Data entries
══════════════════════════════

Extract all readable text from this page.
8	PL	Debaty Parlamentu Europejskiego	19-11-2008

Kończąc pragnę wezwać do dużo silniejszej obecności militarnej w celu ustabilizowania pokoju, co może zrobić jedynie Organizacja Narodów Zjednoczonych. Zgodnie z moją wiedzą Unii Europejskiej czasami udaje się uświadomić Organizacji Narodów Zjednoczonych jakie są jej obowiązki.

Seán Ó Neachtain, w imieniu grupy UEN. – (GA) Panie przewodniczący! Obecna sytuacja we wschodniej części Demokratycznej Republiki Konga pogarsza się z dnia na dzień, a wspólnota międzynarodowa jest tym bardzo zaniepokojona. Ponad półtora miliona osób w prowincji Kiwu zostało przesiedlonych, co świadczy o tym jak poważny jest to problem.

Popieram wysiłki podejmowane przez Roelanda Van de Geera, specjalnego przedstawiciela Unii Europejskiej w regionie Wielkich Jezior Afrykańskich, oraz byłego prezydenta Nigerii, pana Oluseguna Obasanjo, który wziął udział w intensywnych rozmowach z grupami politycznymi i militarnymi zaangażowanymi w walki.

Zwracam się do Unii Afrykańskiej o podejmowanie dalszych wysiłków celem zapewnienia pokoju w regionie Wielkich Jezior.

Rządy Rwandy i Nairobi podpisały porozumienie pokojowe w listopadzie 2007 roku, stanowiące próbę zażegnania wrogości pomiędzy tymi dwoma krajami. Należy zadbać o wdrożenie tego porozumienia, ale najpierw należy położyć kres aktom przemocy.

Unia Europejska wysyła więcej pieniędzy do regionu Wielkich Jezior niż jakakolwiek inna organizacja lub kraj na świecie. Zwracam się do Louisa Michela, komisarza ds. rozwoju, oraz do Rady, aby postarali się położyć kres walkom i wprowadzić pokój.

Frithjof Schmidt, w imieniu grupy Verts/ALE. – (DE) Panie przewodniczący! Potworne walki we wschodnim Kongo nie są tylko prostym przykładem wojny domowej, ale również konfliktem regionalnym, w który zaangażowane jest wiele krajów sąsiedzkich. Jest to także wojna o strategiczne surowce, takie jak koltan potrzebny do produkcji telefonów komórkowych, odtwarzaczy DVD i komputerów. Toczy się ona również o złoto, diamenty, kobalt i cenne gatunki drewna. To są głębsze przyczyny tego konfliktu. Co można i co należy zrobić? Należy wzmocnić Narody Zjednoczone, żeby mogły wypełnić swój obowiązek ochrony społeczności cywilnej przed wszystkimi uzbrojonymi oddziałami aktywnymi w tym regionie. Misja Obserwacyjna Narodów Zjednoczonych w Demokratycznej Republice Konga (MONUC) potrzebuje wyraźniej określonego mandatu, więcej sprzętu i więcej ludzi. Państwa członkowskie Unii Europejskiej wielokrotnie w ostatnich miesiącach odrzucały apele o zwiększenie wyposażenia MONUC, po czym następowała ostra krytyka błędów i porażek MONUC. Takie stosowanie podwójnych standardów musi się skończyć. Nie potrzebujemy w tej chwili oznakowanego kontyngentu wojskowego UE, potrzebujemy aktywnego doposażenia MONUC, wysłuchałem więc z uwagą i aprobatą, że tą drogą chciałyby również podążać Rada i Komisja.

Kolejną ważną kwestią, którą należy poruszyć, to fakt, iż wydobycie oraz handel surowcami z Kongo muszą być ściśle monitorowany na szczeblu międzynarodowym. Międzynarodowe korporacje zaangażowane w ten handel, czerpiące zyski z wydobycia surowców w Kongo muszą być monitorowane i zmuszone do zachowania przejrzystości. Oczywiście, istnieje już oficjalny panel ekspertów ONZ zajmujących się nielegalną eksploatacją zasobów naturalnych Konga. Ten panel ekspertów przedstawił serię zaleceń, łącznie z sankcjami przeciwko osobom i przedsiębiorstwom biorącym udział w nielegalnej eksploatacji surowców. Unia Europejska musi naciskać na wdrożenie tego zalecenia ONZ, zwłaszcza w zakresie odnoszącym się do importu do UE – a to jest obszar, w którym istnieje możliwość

══════════════════════════════

Reproduce the full set of records precisely.

*WRITTEN RESPONSE:*
Extract all readable text from this page.
8	PL	Debaty Parlamentu Europejskiego	19-11-2008

Kończąc pragnę wezwać do dużo silniejszej obecności militarnej w celu ustabilizowania pokoju, co może zrobić jedynie Organizacja Narodów Zjednoczonych. Zgodnie z moją wiedzą Unii Europejskiej czasami udaje się uświadomić Organizacji Narodów Zjednoczonych jakie są jej obowiązki.

Seán Ó Neachtain, w imieniu grupy UEN. – (GA) Panie przewodniczący! Obecna sytuacja we wschodniej części Demokratycznej Republiki Konga pogarsza się z dnia na dzień, a wspólnota międzynarodowa jest tym bardzo zaniepokojona. Ponad półtora miliona osób w prowincji Kiwu zostało przesiedlonych, co świadczy o tym jak poważny jest to problem.

Popieram wysiłki podejmowane przez Roelanda Van de Geera, specjalnego przedstawiciela Unii Europejskiej w regionie Wielkich Jezior Afrykańskich, oraz byłego prezydenta Nigerii, pana Oluseguna Obasanjo, który wziął udział w intensywnych rozmowach z grupami politycznymi i militarnymi zaangażowanymi w walki.

Zwracam się do Unii Afrykańskiej o podejmowanie dalszych wysiłków celem zapewnienia pokoju w regionie Wielkich Jezior.

Rządy Rwandy i Nairobi podpisały porozumienie pokojowe w listopadzie 2007 roku, stanowiące próbę zażegnania wrogości pomiędzy tymi dwoma krajami. Należy zadbać o wdrożenie tego porozumienia, ale najpierw należy położyć kres aktom przemocy.

Unia Europejska wysyła więcej pieniędzy do regionu Wielkich Jezior niż jakakolwiek inna organizacja lub kraj na świecie. Zwracam się do Louisa Michela, komisarza ds. rozwoju, oraz do Rady, aby postarali się położyć kres walkom i wprowadzić pokój.

Frithjof Schmidt, w imieniu grupy Verts/ALE. – (DE) Panie przewodniczący! Potworne walki we wschodnim Kongo nie są tylko prostym przykładem wojny domowej, ale również konfliktem regionalnym, w który zaangażowane jest wiele krajów sąsiedzkich. Jest to także wojna o strategiczne surowce, takie jak koltan potrzebny do produkcji telefonów komórkowych, odtwarzaczy DVD i komputerów. Toczy się ona również o złoto, diamenty, kobalt i cenne gatunki drewna. To są głębsze przyczyny tego konfliktu. Co można i co należy zrobić? Należy wzmocnić Narody Zjednoczone, żeby mogły wypełnić swój obowiązek ochrony społeczności cywilnej przed wszystkimi uzbrojonymi oddziałami aktywnymi w tym regionie. Misja Obserwacyjna Narodów Zjednoczonych w Demokratycznej Republice Konga (MONUC) potrzebuje wyraźniej określonego mandatu, więcej sprzętu i więcej ludzi. Państwa członkowskie Unii Europejskiej wielokrotnie w ostatnich miesiącach odrzucały apele o zwiększenie wyposażenia MONUC, po czym następowała ostra krytyka błędów i porażek MONUC. Takie stosowanie podwójnych standardów musi się skończyć. Nie potrzebujemy w tej chwili oznakowanego kontyngentu wojskowego UE, potrzebujemy aktywnego doposażenia MONUC, wysłuchałem więc z uwagą i aprobatą, że tą drogą chciałyby również podążać Rada i Komisja.

Kolejną ważną kwestią, którą należy poruszyć, to fakt, iż wydobycie oraz handel surowcami z Kongo muszą być ściśle monitorowany na szczeblu międzynarodowym. Międzynarodowe korporacje zaangażowane w ten handel, czerpiące zyski z wydobycia surowców w Kongo muszą być monitorowane i zmuszone do zachowania przejrzystości. Oczywiście, istnieje już oficjalny panel ekspertów ONZ zajmujących się nielegalną eksploatacją zasobów naturalnych Konga. Ten panel ekspertów przedstawił serię zaleceń, łącznie z sankcjami przeciwko osobom i przedsiębiorstwom biorącym udział w nielegalnej eksploatacji surowców. Unia Europejska musi naciskać na wdrożenie tego zalecenia ONZ, zwłaszcza w zakresie odnoszącym się do importu do UE – a to jest obszar, w którym istnieje możliwość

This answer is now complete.